WORK TO BE COMPLETED: Without the pictures, reproduce the records that follow exactly.

LISTED RECORDS:
+ + + + + + +

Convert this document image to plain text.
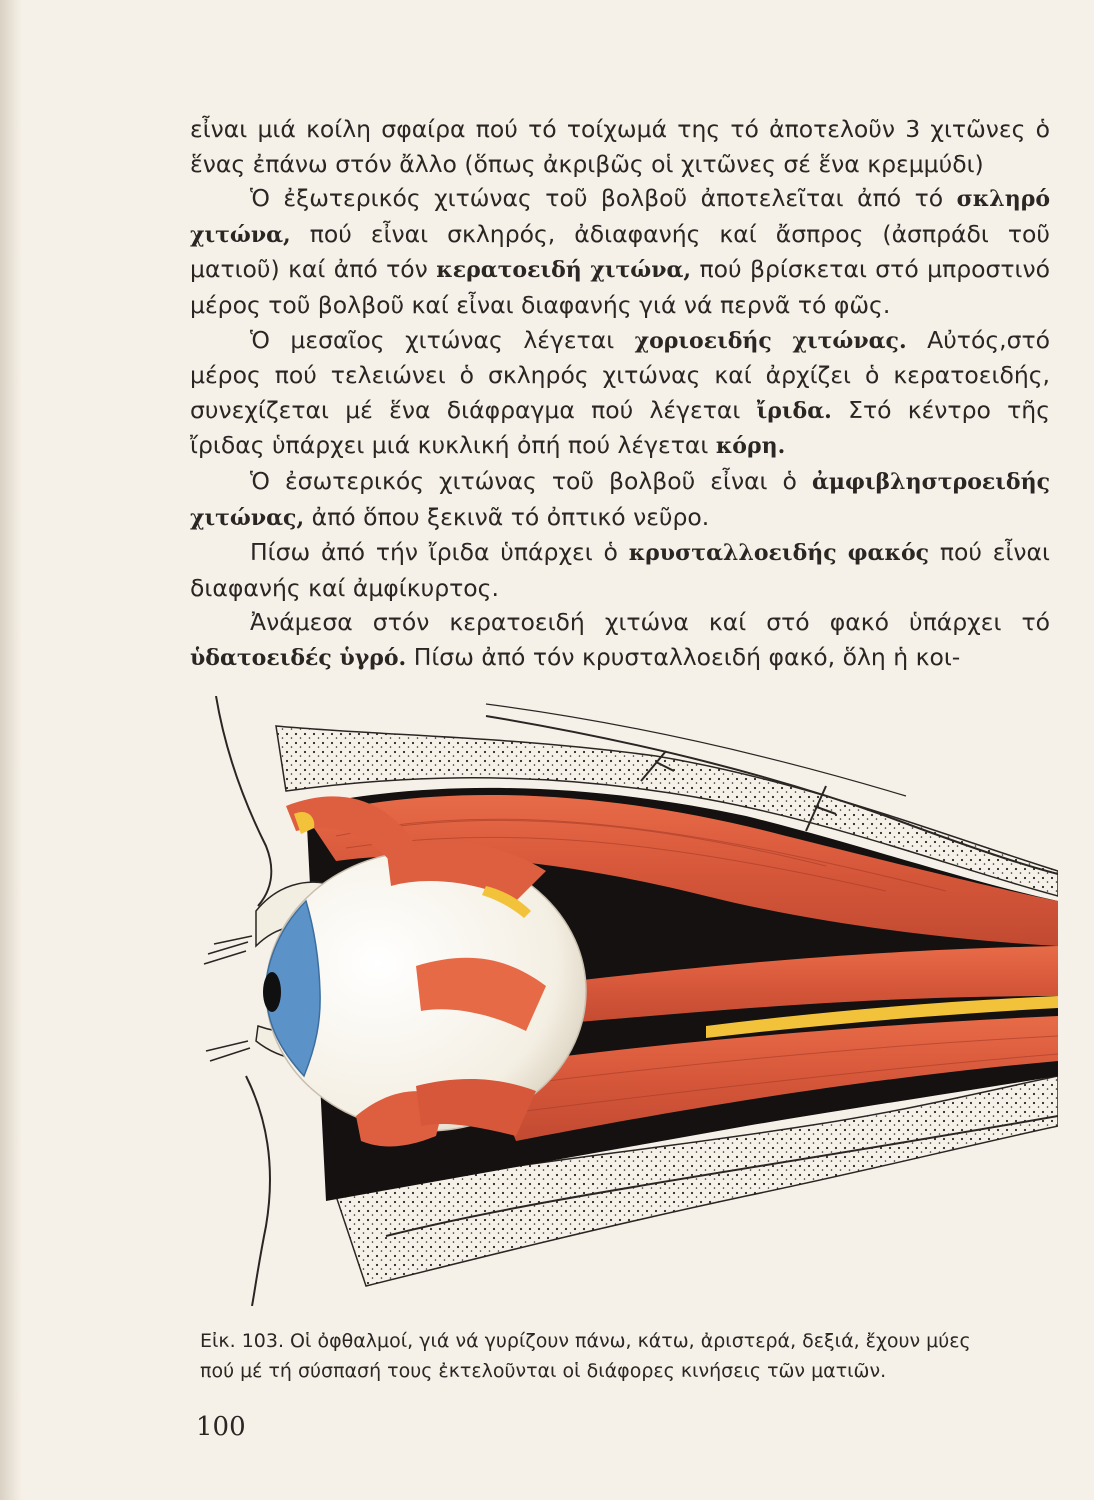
εἶναι μιά κοίλη σφαίρα πού τό τοίχωμά της τό ἀποτελοῦν 3 χιτῶνες ὁ ἕνας ἐπάνω στόν ἄλλο (ὅπως ἀκριβῶς οἱ χιτῶνες σέ ἕνα κρεμμύδι)

Ὁ ἐξωτερικός χιτώνας τοῦ βολβοῦ ἀποτελεῖται ἀπό τό σκληρό χιτώνα, πού εἶναι σκληρός, ἀδιαφανής καί ἄσπρος (ἀσπράδι τοῦ ματιοῦ) καί ἀπό τόν κερατοειδή χιτώνα, πού βρίσκεται στό μπροστινό μέρος τοῦ βολβοῦ καί εἶναι διαφανής γιά νά περνᾶ τό φῶς.

Ὁ μεσαῖος χιτώνας λέγεται χοριοειδής χιτώνας. Αὐτός,στό μέρος πού τελειώνει ὁ σκληρός χιτώνας καί ἀρχίζει ὁ κερατοειδής, συνεχίζεται μέ ἕνα διάφραγμα πού λέγεται ἴριδα. Στό κέντρο τῆς ἴριδας ὑπάρχει μιά κυκλική ὀπή πού λέγεται κόρη.

Ὁ ἐσωτερικός χιτώνας τοῦ βολβοῦ εἶναι ὁ ἀμφιβληστροειδής χιτώνας, ἀπό ὅπου ξεκινᾶ τό ὀπτικό νεῦρο.

Πίσω ἀπό τήν ἴριδα ὑπάρχει ὁ κρυσταλλοειδής φακός πού εἶναι διαφανής καί ἀμφίκυρτος.

Ἀνάμεσα στόν κερατοειδή χιτώνα καί στό φακό ὑπάρχει τό ὑδατοειδές ὑγρό. Πίσω ἀπό τόν κρυσταλλοειδή φακό, ὅλη ἡ κοι-

Εἰκ. 103. Οἱ ὀφθαλμοί, γιά νά γυρίζουν πάνω, κάτω, ἀριστερά, δεξιά, ἔχουν μύες
πού μέ τή σύσπασή τους ἐκτελοῦνται οἱ διάφορες κινήσεις τῶν ματιῶν.
100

+ + + + + + +

SOLUTION:
Convert this document image to plain text.
εἶναι μιά κοίλη σφαίρα πού τό τοίχωμά της τό ἀποτελοῦν 3 χιτῶνες ὁ ἕνας ἐπάνω στόν ἄλλο (ὅπως ἀκριβῶς οἱ χιτῶνες σέ ἕνα κρεμμύδι)

Ὁ ἐξωτερικός χιτώνας τοῦ βολβοῦ ἀποτελεῖται ἀπό τό σκληρό χιτώνα, πού εἶναι σκληρός, ἀδιαφανής καί ἄσπρος (ἀσπράδι τοῦ ματιοῦ) καί ἀπό τόν κερατοειδή χιτώνα, πού βρίσκεται στό μπροστινό μέρος τοῦ βολβοῦ καί εἶναι διαφανής γιά νά περνᾶ τό φῶς.

Ὁ μεσαῖος χιτώνας λέγεται χοριοειδής χιτώνας. Αὐτός,στό μέρος πού τελειώνει ὁ σκληρός χιτώνας καί ἀρχίζει ὁ κερατοειδής, συνεχίζεται μέ ἕνα διάφραγμα πού λέγεται ἴριδα. Στό κέντρο τῆς ἴριδας ὑπάρχει μιά κυκλική ὀπή πού λέγεται κόρη.

Ὁ ἐσωτερικός χιτώνας τοῦ βολβοῦ εἶναι ὁ ἀμφιβληστροειδής χιτώνας, ἀπό ὅπου ξεκινᾶ τό ὀπτικό νεῦρο.

Πίσω ἀπό τήν ἴριδα ὑπάρχει ὁ κρυσταλλοειδής φακός πού εἶναι διαφανής καί ἀμφίκυρτος.

Ἀνάμεσα στόν κερατοειδή χιτώνα καί στό φακό ὑπάρχει τό ὑδατοειδές ὑγρό. Πίσω ἀπό τόν κρυσταλλοειδή φακό, ὅλη ἡ κοι-

Εἰκ. 103. Οἱ ὀφθαλμοί, γιά νά γυρίζουν πάνω, κάτω, ἀριστερά, δεξιά, ἔχουν μύες
πού μέ τή σύσπασή τους ἐκτελοῦνται οἱ διάφορες κινήσεις τῶν ματιῶν.
100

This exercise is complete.